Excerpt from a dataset
-- start --

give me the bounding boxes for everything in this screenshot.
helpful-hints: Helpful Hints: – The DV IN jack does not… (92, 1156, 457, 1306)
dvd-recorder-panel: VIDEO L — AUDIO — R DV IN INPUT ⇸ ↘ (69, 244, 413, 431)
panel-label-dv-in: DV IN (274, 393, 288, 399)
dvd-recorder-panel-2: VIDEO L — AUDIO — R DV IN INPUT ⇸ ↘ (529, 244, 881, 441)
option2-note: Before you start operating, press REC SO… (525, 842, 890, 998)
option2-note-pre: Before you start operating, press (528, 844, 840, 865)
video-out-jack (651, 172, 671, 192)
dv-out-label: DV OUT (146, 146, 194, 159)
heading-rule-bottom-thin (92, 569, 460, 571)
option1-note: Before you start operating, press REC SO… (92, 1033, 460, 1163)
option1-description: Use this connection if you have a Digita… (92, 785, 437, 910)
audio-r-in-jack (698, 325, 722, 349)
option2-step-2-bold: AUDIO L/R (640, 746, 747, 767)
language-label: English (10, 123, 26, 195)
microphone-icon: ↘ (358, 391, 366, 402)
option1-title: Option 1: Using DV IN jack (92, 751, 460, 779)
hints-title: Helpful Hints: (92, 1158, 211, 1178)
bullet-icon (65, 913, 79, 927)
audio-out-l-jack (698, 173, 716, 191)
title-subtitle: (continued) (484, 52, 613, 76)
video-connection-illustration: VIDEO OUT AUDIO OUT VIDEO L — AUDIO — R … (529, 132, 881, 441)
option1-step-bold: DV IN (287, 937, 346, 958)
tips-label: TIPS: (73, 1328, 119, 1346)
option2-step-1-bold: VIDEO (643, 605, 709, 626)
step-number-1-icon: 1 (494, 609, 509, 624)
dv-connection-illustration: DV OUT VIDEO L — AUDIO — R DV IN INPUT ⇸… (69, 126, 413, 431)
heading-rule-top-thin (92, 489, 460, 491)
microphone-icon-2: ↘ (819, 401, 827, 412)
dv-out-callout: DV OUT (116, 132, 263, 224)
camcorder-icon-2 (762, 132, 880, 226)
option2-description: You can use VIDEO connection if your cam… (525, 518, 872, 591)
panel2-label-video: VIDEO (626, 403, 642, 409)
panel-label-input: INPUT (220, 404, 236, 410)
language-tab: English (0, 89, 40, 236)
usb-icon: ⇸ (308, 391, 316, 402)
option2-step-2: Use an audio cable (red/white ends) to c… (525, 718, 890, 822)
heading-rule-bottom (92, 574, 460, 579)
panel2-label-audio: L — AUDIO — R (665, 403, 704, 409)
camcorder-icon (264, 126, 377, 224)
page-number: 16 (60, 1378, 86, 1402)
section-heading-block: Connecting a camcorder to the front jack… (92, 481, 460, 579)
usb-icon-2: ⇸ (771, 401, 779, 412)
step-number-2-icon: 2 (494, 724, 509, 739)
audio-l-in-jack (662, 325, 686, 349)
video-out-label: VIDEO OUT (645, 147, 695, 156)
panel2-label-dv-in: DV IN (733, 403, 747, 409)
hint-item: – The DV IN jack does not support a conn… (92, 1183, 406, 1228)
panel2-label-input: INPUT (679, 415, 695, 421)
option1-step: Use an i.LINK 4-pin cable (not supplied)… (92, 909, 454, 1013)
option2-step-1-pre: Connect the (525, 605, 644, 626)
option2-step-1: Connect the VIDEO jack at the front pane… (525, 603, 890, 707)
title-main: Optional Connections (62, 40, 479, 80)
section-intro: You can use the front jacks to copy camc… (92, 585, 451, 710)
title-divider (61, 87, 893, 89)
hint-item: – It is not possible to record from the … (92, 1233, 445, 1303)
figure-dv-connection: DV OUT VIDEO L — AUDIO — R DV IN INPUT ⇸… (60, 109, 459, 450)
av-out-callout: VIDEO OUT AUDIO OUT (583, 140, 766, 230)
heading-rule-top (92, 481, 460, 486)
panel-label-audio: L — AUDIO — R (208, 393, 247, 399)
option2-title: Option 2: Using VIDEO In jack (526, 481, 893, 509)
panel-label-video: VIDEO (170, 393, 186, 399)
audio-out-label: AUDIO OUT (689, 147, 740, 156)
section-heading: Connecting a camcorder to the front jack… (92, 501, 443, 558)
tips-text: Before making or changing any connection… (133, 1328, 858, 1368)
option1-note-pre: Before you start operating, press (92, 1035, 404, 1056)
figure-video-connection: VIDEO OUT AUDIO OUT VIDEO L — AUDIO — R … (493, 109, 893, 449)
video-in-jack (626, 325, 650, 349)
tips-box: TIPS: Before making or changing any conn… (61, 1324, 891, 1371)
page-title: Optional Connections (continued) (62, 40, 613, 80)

-- end --

— EXERCISE —
Put each line of the data above into a Markdown table with two columns, Row and Line, numbering the rows in order and leaving out any blank lines.

— CORRECT RESPONSE —
| Row | Line |
|---|---|
| 1 | give me the bounding boxes for everything in this screenshot. |
| 2 | helpful-hints: Helpful Hints: – The DV IN jack does not… (92, 1156, 457, 1306) |
| 3 | dvd-recorder-panel: VIDEO L — AUDIO — R DV IN INPUT ⇸ ↘ (69, 244, 413, 431) |
| 4 | panel-label-dv-in: DV IN (274, 393, 288, 399) |
| 5 | dvd-recorder-panel-2: VIDEO L — AUDIO — R DV IN INPUT ⇸ ↘ (529, 244, 881, 441) |
| 6 | option2-note: Before you start operating, press REC SO… (525, 842, 890, 998) |
| 7 | option2-note-pre: Before you start operating, press (528, 844, 840, 865) |
| 8 | video-out-jack (651, 172, 671, 192) |
| 9 | dv-out-label: DV OUT (146, 146, 194, 159) |
| 10 | heading-rule-bottom-thin (92, 569, 460, 571) |
| 11 | option1-note: Before you start operating, press REC SO… (92, 1033, 460, 1163) |
| 12 | option1-description: Use this connection if you have a Digita… (92, 785, 437, 910) |
| 13 | audio-r-in-jack (698, 325, 722, 349) |
| 14 | option2-step-2-bold: AUDIO L/R (640, 746, 747, 767) |
| 15 | language-label: English (10, 123, 26, 195) |
| 16 | microphone-icon: ↘ (358, 391, 366, 402) |
| 17 | option1-title: Option 1: Using DV IN jack (92, 751, 460, 779) |
| 18 | hints-title: Helpful Hints: (92, 1158, 211, 1178) |
| 19 | bullet-icon (65, 913, 79, 927) |
| 20 | audio-out-l-jack (698, 173, 716, 191) |
| 21 | title-subtitle: (continued) (484, 52, 613, 76) |
| 22 | video-connection-illustration: VIDEO OUT AUDIO OUT VIDEO L — AUDIO — R … (529, 132, 881, 441) |
| 23 | option1-step-bold: DV IN (287, 937, 346, 958) |
| 24 | tips-label: TIPS: (73, 1328, 119, 1346) |
| 25 | option2-step-1-bold: VIDEO (643, 605, 709, 626) |
| 26 | step-number-1-icon: 1 (494, 609, 509, 624) |
| 27 | dv-connection-illustration: DV OUT VIDEO L — AUDIO — R DV IN INPUT ⇸… (69, 126, 413, 431) |
| 28 | heading-rule-top-thin (92, 489, 460, 491) |
| 29 | microphone-icon-2: ↘ (819, 401, 827, 412) |
| 30 | dv-out-callout: DV OUT (116, 132, 263, 224) |
| 31 | camcorder-icon-2 (762, 132, 880, 226) |
| 32 | option2-description: You can use VIDEO connection if your cam… (525, 518, 872, 591) |
| 33 | panel2-label-video: VIDEO (626, 403, 642, 409) |
| 34 | panel-label-input: INPUT (220, 404, 236, 410) |
| 35 | language-tab: English (0, 89, 40, 236) |
| 36 | usb-icon: ⇸ (308, 391, 316, 402) |
| 37 | option2-step-2: Use an audio cable (red/white ends) to c… (525, 718, 890, 822) |
| 38 | heading-rule-bottom (92, 574, 460, 579) |
| 39 | panel2-label-audio: L — AUDIO — R (665, 403, 704, 409) |
| 40 | camcorder-icon (264, 126, 377, 224) |
| 41 | page-number: 16 (60, 1378, 86, 1402) |
| 42 | section-heading-block: Connecting a camcorder to the front jack… (92, 481, 460, 579) |
| 43 | usb-icon-2: ⇸ (771, 401, 779, 412) |
| 44 | step-number-2-icon: 2 (494, 724, 509, 739) |
| 45 | audio-l-in-jack (662, 325, 686, 349) |
| 46 | video-out-label: VIDEO OUT (645, 147, 695, 156) |
| 47 | panel2-label-dv-in: DV IN (733, 403, 747, 409) |
| 48 | hint-item: – The DV IN jack does not support a conn… (92, 1183, 406, 1228) |
| 49 | panel2-label-input: INPUT (679, 415, 695, 421) |
| 50 | option1-step: Use an i.LINK 4-pin cable (not supplied)… (92, 909, 454, 1013) |
| 51 | option2-step-1-pre: Connect the (525, 605, 644, 626) |
| 52 | option2-step-1: Connect the VIDEO jack at the front pane… (525, 603, 890, 707) |
| 53 | title-main: Optional Connections (62, 40, 479, 80) |
| 54 | section-intro: You can use the front jacks to copy camc… (92, 585, 451, 710) |
| 55 | title-divider (61, 87, 893, 89) |
| 56 | hint-item: – It is not possible to record from the … (92, 1233, 445, 1303) |
| 57 | figure-dv-connection: DV OUT VIDEO L — AUDIO — R DV IN INPUT ⇸… (60, 109, 459, 450) |
| 58 | av-out-callout: VIDEO OUT AUDIO OUT (583, 140, 766, 230) |
| 59 | heading-rule-top (92, 481, 460, 486) |
| 60 | panel-label-audio: L — AUDIO — R (208, 393, 247, 399) |
| 61 | option2-title: Option 2: Using VIDEO In jack (526, 481, 893, 509) |
| 62 | panel-label-video: VIDEO (170, 393, 186, 399) |
| 63 | audio-out-label: AUDIO OUT (689, 147, 740, 156) |
| 64 | section-heading: Connecting a camcorder to the front jack… (92, 501, 443, 558) |
| 65 | tips-text: Before making or changing any connection… (133, 1328, 858, 1368) |
| 66 | option1-note-pre: Before you start operating, press (92, 1035, 404, 1056) |
| 67 | figure-video-connection: VIDEO OUT AUDIO OUT VIDEO L — AUDIO — R … (493, 109, 893, 449) |
| 68 | video-in-jack (626, 325, 650, 349) |
| 69 | tips-box: TIPS: Before making or changing any conn… (61, 1324, 891, 1371) |
| 70 | page-title: Optional Connections (continued) (62, 40, 613, 80) |